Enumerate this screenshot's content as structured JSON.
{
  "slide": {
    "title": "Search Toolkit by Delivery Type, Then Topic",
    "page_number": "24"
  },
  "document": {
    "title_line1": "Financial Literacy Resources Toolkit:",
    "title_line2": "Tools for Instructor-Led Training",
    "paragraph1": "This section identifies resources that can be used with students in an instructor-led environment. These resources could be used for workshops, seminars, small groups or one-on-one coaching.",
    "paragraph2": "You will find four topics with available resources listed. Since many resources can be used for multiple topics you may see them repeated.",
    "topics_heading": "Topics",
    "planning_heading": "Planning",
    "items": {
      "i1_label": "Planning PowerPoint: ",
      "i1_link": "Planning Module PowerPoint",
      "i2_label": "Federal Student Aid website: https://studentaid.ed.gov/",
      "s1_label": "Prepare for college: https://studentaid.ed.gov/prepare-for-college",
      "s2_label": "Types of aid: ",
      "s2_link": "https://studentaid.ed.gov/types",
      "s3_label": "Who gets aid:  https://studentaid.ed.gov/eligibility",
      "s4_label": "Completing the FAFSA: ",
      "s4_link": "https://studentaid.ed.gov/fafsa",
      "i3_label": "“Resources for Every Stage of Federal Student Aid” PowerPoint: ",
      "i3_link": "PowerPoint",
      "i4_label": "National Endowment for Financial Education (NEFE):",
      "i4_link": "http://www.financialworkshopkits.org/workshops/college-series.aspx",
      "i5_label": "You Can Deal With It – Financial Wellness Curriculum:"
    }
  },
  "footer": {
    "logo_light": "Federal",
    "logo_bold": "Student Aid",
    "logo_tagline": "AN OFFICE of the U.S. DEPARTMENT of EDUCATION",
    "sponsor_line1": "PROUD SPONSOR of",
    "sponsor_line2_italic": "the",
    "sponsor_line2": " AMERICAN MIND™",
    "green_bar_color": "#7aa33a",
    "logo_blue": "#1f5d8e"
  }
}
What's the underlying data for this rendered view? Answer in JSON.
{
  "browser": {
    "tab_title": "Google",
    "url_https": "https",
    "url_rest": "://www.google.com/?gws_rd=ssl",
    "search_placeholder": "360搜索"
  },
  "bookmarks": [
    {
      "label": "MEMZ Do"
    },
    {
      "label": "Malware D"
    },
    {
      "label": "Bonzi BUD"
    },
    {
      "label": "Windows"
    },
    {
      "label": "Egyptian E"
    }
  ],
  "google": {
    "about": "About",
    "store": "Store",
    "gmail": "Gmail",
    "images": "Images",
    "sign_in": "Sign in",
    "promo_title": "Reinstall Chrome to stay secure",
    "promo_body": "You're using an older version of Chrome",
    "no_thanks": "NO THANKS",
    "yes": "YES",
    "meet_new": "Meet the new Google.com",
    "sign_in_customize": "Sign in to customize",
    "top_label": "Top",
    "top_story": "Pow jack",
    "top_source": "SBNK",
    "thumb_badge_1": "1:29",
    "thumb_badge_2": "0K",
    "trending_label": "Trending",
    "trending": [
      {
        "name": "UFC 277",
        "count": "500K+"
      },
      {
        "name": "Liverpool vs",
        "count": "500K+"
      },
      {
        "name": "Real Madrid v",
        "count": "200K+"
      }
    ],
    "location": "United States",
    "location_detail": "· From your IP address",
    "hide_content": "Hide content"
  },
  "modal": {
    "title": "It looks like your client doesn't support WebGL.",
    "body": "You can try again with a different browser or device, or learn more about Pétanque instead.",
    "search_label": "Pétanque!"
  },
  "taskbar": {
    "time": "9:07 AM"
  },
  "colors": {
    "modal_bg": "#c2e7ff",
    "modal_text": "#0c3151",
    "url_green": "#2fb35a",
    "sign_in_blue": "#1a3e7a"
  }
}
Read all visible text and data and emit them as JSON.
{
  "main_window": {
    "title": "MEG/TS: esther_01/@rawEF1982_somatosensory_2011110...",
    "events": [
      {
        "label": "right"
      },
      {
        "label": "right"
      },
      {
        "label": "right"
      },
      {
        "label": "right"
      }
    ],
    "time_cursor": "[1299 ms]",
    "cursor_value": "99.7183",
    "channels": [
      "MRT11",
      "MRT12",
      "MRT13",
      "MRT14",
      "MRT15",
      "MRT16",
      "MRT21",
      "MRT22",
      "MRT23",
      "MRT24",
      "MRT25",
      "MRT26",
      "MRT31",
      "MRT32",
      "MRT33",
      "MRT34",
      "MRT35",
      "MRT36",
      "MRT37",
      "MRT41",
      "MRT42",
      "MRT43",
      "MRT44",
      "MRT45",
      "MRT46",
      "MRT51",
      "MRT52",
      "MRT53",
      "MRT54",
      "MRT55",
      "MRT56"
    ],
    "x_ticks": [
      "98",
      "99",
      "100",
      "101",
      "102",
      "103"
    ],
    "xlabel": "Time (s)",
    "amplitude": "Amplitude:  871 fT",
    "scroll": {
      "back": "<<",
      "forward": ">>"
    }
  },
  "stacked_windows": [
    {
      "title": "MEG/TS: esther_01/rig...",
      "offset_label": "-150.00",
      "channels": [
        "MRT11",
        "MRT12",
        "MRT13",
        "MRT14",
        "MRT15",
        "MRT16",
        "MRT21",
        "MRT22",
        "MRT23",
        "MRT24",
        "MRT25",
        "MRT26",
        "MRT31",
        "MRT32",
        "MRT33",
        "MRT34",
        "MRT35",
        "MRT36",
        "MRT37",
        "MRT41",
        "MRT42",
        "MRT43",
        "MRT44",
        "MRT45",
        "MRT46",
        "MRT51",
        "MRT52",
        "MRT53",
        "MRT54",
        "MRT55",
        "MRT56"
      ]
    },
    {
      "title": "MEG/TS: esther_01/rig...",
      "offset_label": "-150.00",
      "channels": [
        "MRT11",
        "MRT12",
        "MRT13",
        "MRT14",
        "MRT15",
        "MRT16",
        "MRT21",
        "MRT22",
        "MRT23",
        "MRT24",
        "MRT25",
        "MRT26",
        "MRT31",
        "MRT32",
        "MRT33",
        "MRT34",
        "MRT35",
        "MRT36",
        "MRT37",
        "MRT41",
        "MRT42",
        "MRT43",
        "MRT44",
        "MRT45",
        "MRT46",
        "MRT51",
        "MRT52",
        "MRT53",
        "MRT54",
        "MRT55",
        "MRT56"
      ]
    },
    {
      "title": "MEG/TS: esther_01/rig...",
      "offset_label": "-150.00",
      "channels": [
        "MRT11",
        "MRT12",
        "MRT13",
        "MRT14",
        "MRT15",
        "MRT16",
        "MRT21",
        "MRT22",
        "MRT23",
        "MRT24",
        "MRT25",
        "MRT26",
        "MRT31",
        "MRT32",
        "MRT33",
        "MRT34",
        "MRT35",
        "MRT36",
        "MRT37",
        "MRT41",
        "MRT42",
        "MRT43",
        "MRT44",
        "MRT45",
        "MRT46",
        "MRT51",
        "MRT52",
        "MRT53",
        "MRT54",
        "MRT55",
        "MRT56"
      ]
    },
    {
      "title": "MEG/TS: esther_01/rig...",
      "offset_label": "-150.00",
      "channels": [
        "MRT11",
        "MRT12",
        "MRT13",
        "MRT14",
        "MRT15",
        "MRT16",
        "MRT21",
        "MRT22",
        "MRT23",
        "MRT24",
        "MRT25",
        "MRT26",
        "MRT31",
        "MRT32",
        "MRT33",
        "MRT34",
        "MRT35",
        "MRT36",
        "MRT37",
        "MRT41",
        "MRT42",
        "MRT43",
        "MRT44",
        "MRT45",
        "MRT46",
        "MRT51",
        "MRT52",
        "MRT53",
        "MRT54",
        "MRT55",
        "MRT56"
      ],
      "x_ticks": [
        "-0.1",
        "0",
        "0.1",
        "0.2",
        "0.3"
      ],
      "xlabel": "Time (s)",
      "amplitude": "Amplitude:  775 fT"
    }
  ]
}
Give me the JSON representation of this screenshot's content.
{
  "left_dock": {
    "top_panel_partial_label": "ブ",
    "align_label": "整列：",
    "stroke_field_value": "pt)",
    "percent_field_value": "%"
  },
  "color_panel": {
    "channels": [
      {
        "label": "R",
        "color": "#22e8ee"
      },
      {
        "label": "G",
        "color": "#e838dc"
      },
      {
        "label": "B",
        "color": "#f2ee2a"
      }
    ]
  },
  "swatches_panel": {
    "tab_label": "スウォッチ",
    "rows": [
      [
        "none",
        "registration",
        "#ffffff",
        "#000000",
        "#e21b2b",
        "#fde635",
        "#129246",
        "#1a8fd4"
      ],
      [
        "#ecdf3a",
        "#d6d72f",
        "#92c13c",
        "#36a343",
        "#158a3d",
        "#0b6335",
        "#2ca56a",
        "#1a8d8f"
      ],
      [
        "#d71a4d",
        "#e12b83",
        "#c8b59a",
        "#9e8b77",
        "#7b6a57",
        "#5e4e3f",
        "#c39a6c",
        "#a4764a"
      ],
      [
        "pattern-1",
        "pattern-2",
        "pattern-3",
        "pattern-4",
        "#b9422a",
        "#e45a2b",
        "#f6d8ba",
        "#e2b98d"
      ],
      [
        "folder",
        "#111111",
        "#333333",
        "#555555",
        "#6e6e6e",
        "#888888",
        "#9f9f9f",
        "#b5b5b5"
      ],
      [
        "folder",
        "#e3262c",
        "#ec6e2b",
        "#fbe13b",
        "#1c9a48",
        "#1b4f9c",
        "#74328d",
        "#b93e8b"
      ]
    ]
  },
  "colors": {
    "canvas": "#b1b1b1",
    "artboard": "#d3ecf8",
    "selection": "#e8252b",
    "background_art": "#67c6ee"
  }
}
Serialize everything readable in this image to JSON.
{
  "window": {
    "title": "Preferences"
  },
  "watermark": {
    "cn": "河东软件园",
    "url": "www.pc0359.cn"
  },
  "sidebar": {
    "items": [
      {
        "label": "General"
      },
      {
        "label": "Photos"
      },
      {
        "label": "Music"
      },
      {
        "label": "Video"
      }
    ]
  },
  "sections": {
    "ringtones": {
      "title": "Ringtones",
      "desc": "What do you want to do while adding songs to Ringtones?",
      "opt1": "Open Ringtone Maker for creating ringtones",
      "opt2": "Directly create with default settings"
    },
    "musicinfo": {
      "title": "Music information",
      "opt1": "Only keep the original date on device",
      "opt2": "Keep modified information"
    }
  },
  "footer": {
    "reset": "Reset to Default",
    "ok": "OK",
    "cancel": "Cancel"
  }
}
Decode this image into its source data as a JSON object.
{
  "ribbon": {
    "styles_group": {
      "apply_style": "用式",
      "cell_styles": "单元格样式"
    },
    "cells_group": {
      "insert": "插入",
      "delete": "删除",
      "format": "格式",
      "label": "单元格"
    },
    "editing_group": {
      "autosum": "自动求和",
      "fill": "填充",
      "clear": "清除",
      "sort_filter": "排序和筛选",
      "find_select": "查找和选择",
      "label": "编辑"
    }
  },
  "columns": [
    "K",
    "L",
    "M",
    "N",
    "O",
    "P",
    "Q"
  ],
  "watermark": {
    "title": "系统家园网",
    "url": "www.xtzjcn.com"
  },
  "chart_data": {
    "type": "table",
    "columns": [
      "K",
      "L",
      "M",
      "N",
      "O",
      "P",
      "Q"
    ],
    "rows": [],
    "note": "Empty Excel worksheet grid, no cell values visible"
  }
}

_Given problem_
Reproduce each line of the material containing the word "Pétanque".

_In response_
    "body": "You can try again with a different browser or device, or learn more about Pétanque instead.",
    "search_label": "Pétanque!"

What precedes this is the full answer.